Lines of data
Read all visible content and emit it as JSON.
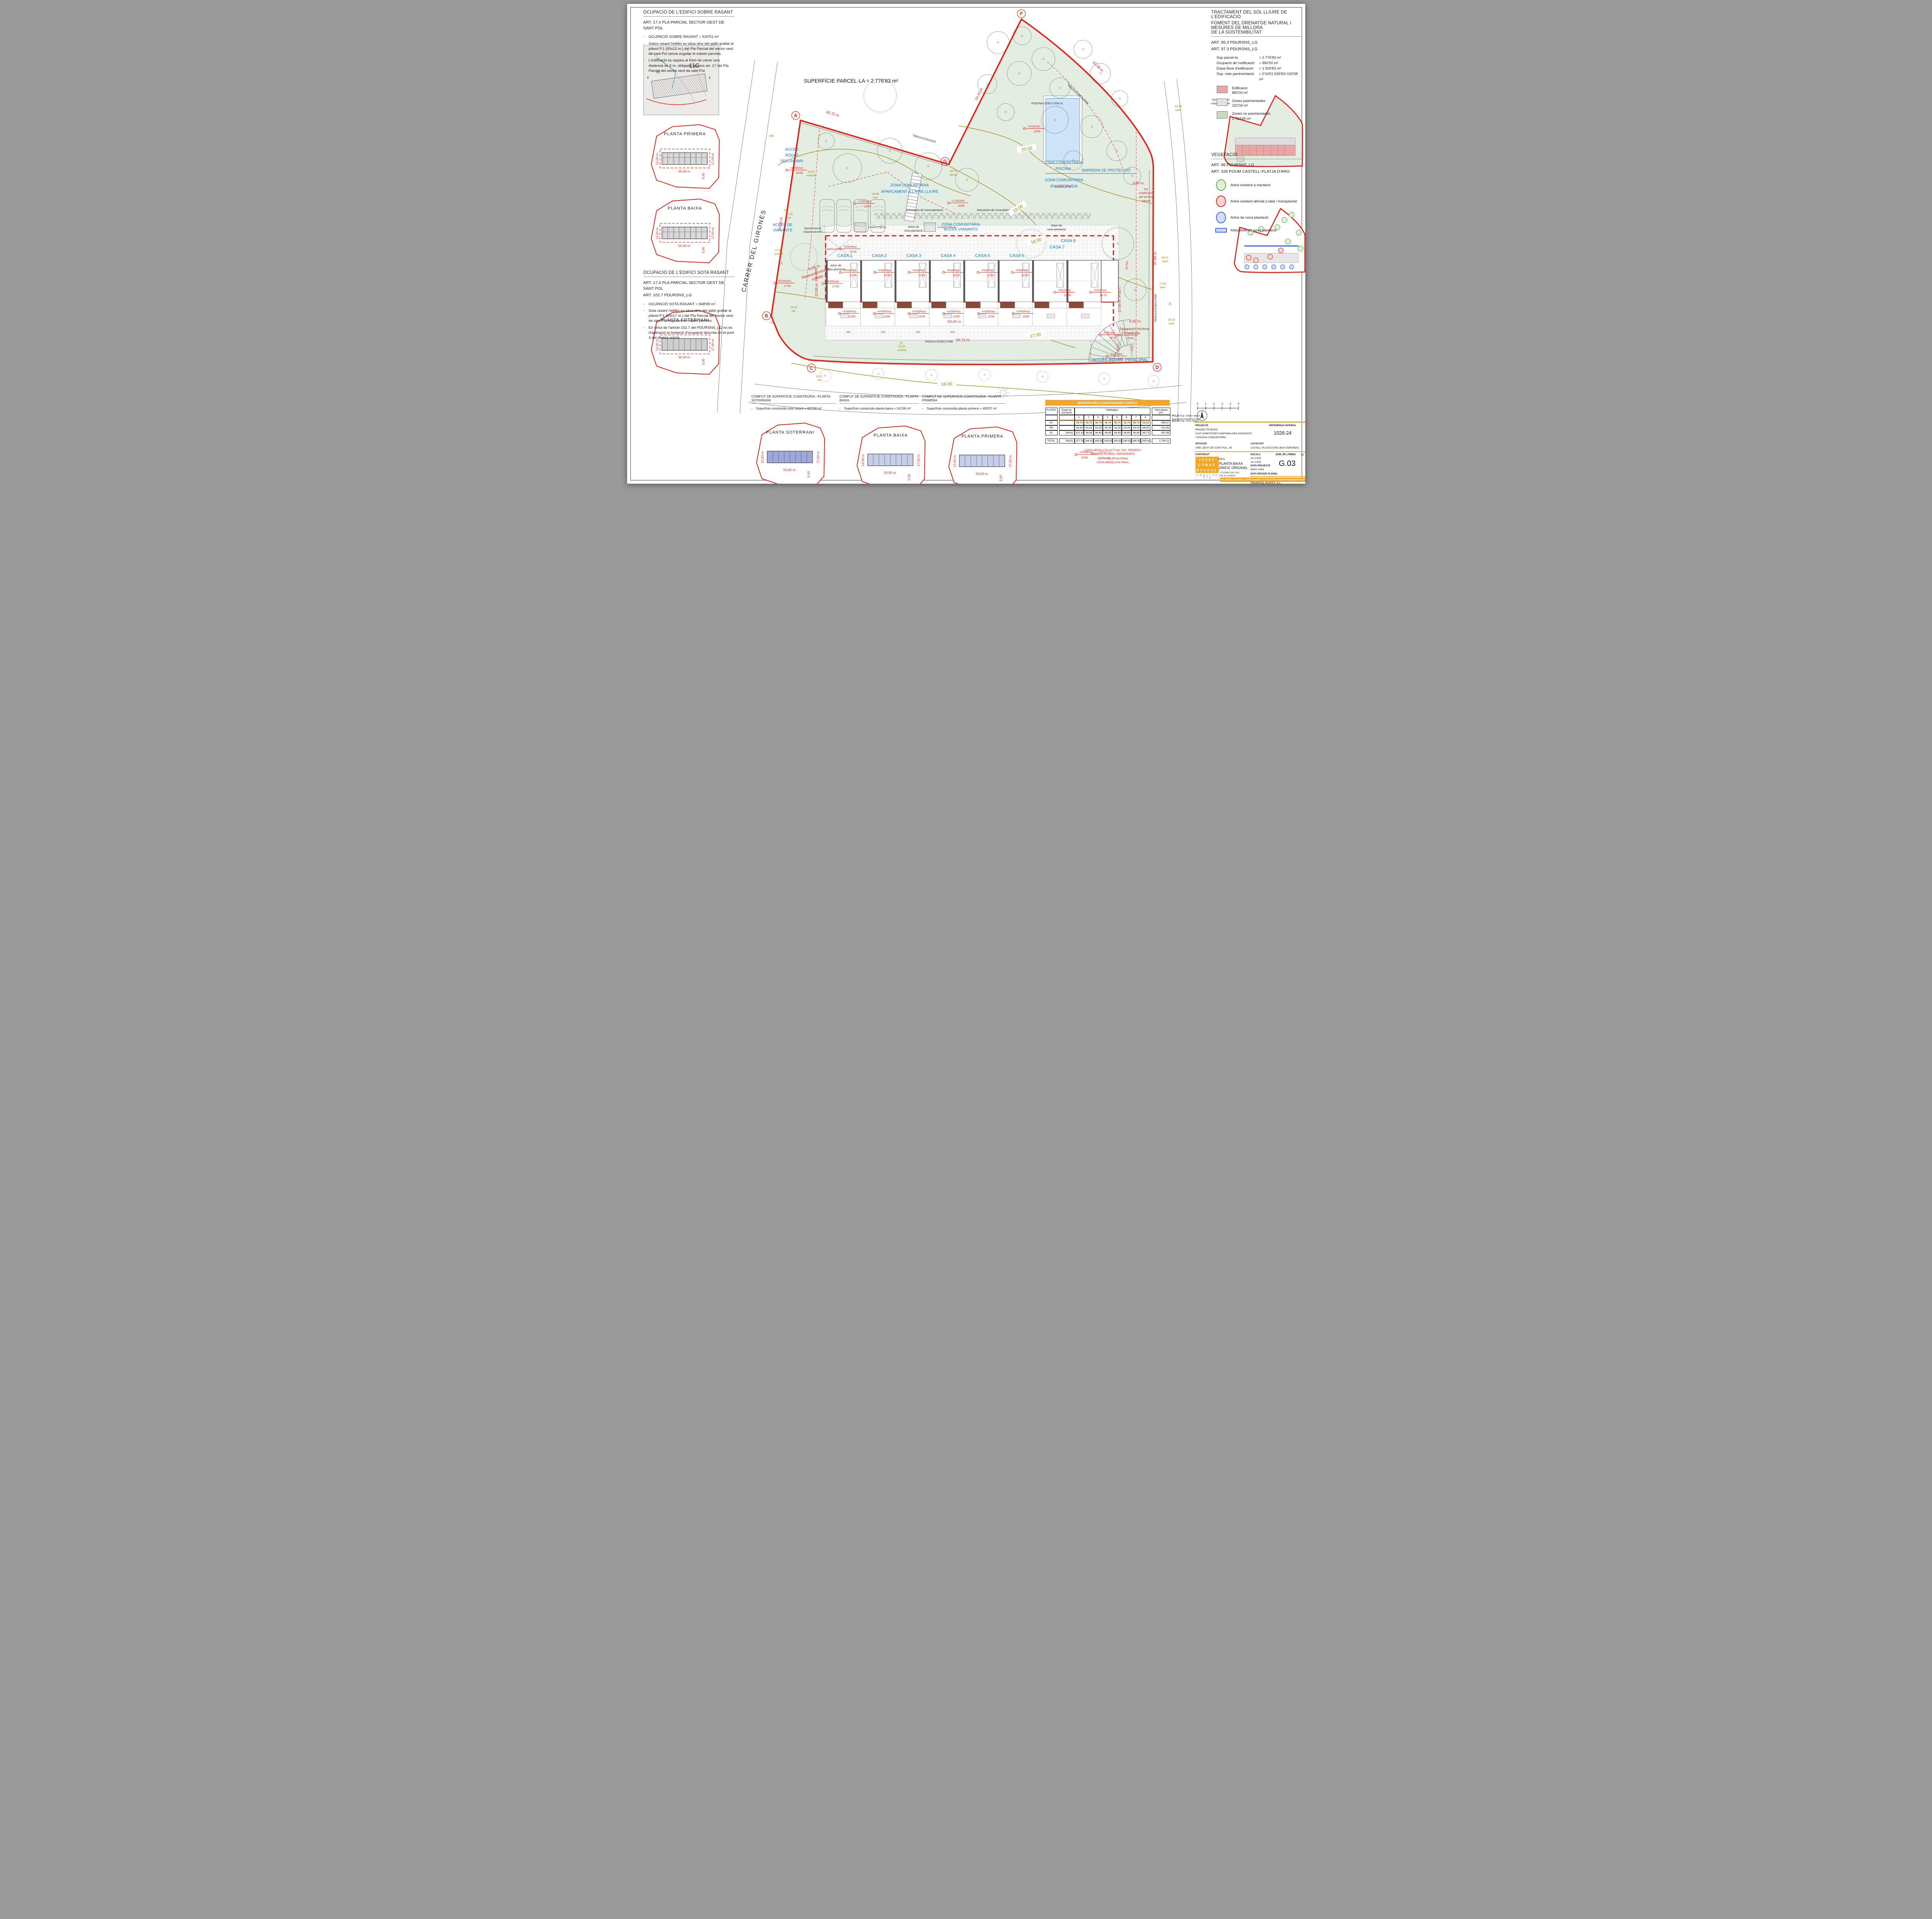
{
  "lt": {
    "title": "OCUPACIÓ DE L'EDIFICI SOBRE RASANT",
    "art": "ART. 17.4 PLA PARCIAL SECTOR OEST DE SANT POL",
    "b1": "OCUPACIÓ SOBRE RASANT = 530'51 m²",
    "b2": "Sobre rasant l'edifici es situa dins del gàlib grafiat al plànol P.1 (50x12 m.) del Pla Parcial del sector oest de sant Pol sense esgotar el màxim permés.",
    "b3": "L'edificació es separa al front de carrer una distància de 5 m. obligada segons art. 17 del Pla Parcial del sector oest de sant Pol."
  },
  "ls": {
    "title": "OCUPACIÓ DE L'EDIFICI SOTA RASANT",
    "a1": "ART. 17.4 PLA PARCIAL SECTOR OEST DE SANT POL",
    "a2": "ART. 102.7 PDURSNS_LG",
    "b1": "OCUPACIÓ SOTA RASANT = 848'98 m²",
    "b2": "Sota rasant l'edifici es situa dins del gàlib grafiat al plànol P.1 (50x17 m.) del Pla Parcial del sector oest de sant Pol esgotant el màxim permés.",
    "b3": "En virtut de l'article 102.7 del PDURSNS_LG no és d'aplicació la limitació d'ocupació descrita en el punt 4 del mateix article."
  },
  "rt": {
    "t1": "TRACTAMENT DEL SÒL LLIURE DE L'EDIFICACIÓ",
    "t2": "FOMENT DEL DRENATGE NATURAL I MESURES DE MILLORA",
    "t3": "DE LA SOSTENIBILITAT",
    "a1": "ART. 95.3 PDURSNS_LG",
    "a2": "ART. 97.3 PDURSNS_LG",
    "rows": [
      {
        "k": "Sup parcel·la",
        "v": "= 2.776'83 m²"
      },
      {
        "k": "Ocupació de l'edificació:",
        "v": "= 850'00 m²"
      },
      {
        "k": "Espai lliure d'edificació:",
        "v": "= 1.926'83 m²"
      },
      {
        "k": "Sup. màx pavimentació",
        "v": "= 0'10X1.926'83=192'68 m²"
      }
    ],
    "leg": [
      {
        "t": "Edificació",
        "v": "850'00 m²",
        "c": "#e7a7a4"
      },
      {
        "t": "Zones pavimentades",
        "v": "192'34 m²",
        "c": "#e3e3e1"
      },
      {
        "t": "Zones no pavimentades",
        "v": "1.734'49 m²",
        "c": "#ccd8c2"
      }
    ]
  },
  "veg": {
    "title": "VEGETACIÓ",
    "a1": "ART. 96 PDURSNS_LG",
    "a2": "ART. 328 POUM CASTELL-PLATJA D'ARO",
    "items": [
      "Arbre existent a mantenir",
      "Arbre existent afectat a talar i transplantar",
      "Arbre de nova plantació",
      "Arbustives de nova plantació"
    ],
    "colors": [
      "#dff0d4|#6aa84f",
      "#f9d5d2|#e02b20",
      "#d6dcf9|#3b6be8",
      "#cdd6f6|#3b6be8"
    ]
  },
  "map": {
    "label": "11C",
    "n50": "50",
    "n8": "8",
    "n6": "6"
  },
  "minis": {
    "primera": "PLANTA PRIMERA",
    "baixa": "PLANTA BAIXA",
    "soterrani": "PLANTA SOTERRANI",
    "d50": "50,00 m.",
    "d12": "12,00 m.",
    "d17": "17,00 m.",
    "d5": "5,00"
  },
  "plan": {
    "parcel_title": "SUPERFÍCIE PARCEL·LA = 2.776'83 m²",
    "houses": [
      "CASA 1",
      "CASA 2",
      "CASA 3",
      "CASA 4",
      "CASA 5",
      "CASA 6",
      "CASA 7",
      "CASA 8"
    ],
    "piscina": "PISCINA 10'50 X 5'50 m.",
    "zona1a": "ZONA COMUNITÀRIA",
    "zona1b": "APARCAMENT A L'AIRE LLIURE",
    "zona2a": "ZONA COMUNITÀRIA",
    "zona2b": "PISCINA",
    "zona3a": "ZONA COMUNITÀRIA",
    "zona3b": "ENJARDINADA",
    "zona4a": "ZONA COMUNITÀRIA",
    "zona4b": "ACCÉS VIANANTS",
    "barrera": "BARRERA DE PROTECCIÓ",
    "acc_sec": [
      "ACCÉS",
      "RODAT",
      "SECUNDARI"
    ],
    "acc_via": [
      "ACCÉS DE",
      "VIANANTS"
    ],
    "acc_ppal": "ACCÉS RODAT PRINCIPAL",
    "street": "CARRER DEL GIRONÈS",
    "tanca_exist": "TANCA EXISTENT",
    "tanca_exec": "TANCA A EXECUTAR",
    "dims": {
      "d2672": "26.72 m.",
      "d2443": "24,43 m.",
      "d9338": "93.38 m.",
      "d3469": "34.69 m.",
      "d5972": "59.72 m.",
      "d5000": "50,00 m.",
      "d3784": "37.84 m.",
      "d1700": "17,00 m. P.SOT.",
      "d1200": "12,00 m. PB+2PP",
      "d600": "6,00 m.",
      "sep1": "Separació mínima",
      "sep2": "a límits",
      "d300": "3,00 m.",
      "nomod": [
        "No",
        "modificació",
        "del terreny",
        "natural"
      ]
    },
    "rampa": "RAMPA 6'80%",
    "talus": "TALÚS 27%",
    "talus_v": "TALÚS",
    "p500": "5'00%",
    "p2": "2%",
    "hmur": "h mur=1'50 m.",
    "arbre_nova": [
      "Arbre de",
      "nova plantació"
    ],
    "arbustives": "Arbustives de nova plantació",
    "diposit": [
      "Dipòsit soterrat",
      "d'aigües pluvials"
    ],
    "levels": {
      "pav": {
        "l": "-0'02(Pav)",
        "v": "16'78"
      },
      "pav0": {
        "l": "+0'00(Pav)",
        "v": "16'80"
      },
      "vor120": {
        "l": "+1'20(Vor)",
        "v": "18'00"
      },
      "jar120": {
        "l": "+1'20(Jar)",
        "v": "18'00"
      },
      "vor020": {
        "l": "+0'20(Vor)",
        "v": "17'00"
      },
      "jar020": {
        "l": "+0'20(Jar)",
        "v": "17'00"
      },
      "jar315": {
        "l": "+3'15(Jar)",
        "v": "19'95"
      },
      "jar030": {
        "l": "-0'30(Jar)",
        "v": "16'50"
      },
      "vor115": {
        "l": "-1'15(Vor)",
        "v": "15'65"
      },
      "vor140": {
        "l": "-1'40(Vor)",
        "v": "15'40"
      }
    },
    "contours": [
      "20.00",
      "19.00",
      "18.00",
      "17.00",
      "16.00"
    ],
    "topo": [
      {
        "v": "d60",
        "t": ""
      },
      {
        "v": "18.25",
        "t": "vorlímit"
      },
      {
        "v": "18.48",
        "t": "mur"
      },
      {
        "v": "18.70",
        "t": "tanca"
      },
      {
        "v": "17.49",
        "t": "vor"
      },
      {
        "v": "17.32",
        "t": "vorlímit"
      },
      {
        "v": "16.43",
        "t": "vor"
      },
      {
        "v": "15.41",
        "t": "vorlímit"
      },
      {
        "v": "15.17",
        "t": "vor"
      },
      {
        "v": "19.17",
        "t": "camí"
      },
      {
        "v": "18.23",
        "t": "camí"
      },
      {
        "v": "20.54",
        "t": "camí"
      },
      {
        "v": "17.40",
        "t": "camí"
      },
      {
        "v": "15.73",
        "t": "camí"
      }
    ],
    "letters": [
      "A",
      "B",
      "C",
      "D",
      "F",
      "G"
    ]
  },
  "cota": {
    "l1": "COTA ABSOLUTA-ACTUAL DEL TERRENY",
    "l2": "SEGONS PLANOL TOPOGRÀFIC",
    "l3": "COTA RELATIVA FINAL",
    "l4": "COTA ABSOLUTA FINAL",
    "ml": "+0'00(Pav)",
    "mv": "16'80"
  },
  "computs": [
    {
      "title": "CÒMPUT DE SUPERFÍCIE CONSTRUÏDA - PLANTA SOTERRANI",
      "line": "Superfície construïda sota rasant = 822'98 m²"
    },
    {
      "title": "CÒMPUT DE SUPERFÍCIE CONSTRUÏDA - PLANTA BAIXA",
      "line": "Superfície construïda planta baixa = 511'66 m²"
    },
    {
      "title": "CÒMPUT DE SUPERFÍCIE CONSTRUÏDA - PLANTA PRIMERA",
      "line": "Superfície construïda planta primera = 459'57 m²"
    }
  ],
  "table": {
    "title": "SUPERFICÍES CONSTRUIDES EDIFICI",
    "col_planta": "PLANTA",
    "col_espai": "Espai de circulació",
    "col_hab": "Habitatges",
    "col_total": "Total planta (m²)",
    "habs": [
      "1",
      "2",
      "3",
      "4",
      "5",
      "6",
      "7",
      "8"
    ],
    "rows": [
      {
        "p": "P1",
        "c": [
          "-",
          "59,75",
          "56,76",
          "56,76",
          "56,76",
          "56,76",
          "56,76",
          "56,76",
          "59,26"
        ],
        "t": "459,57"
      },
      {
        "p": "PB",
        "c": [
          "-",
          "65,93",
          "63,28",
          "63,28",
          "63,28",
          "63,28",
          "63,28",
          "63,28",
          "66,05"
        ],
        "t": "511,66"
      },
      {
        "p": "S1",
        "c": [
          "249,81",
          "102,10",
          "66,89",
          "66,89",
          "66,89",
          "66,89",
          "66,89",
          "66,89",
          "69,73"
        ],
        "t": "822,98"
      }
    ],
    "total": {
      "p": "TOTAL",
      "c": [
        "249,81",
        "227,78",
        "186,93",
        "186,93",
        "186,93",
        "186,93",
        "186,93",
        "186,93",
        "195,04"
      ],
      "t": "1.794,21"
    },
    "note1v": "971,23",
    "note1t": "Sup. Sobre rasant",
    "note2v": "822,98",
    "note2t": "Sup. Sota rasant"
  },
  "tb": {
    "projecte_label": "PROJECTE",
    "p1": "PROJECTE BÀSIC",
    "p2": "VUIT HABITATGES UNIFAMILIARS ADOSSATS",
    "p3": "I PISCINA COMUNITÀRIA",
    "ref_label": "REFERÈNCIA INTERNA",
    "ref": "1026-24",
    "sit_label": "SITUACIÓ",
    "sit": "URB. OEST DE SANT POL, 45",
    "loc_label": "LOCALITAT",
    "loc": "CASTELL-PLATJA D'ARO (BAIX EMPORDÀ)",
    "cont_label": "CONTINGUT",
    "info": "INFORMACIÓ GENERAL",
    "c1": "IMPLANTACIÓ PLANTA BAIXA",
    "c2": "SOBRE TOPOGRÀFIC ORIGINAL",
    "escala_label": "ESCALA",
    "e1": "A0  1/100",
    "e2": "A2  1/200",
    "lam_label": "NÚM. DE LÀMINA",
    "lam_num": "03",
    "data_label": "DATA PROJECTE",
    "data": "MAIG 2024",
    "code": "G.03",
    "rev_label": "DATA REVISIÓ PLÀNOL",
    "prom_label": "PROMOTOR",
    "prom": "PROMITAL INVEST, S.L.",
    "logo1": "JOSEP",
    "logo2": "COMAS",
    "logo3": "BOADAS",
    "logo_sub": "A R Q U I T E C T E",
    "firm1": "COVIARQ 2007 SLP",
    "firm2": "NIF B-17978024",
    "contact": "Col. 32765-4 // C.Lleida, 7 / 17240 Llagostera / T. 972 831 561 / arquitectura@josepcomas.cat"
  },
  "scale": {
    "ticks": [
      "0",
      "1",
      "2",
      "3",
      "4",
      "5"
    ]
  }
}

## Set problem
Gather every line from the listing above in which the word "PROJECTE" appears.

## Written answer
    "projecte_label": "PROJECTE",
    "p1": "PROJECTE BÀSIC",
    "data_label": "DATA PROJECTE",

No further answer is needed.